===== DATA ENTRIES
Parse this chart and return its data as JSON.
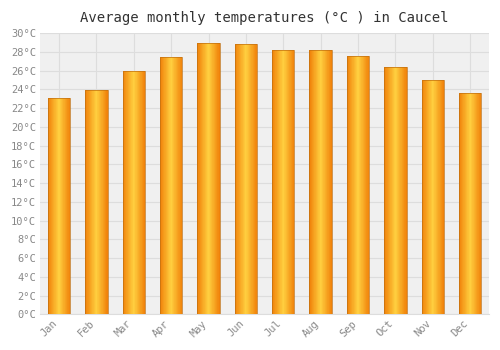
{
  "title": "Average monthly temperatures (°C ) in Caucel",
  "months": [
    "Jan",
    "Feb",
    "Mar",
    "Apr",
    "May",
    "Jun",
    "Jul",
    "Aug",
    "Sep",
    "Oct",
    "Nov",
    "Dec"
  ],
  "values": [
    23.1,
    23.9,
    26.0,
    27.5,
    29.0,
    28.9,
    28.2,
    28.2,
    27.6,
    26.4,
    25.0,
    23.6
  ],
  "ylim": [
    0,
    30
  ],
  "ytick_step": 2,
  "background_color": "#FFFFFF",
  "plot_bg_color": "#F0F0F0",
  "grid_color": "#DDDDDD",
  "bar_color_center": "#FFD040",
  "bar_color_edge": "#F0820A",
  "bar_edge_color": "#C07010",
  "title_fontsize": 10,
  "tick_fontsize": 7.5,
  "tick_color": "#888888",
  "bar_width": 0.6
}
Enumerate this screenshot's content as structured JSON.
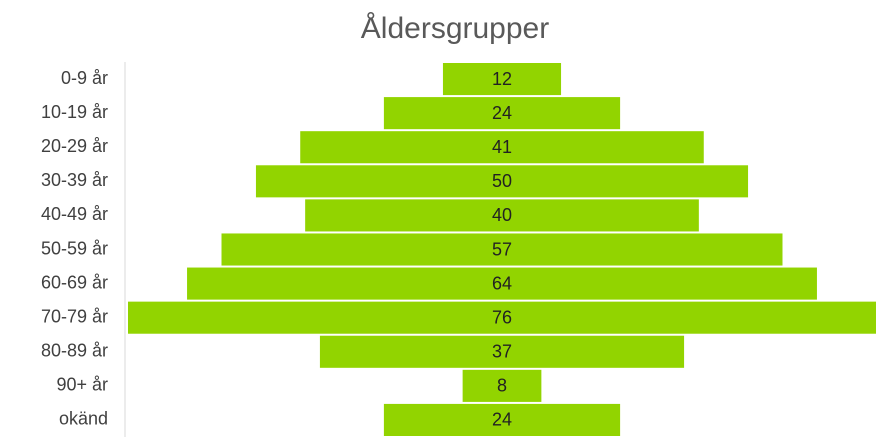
{
  "chart_data": {
    "type": "funnel",
    "title": "Åldersgrupper",
    "categories": [
      "0-9 år",
      "10-19 år",
      "20-29 år",
      "30-39 år",
      "40-49 år",
      "50-59 år",
      "60-69 år",
      "70-79 år",
      "80-89 år",
      "90+ år",
      "okänd"
    ],
    "values": [
      12,
      24,
      41,
      50,
      40,
      57,
      64,
      76,
      37,
      8,
      24
    ],
    "color": "#92d400"
  }
}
==========
▸ WHAT YOU HAVE TO DO: Examine the records and pull out every line where the string "this" occurs.

▸ ANSWER FOR THE TASK:
Parse this chart and return its data as JSON.
Enumerate this screenshot's content as structured JSON.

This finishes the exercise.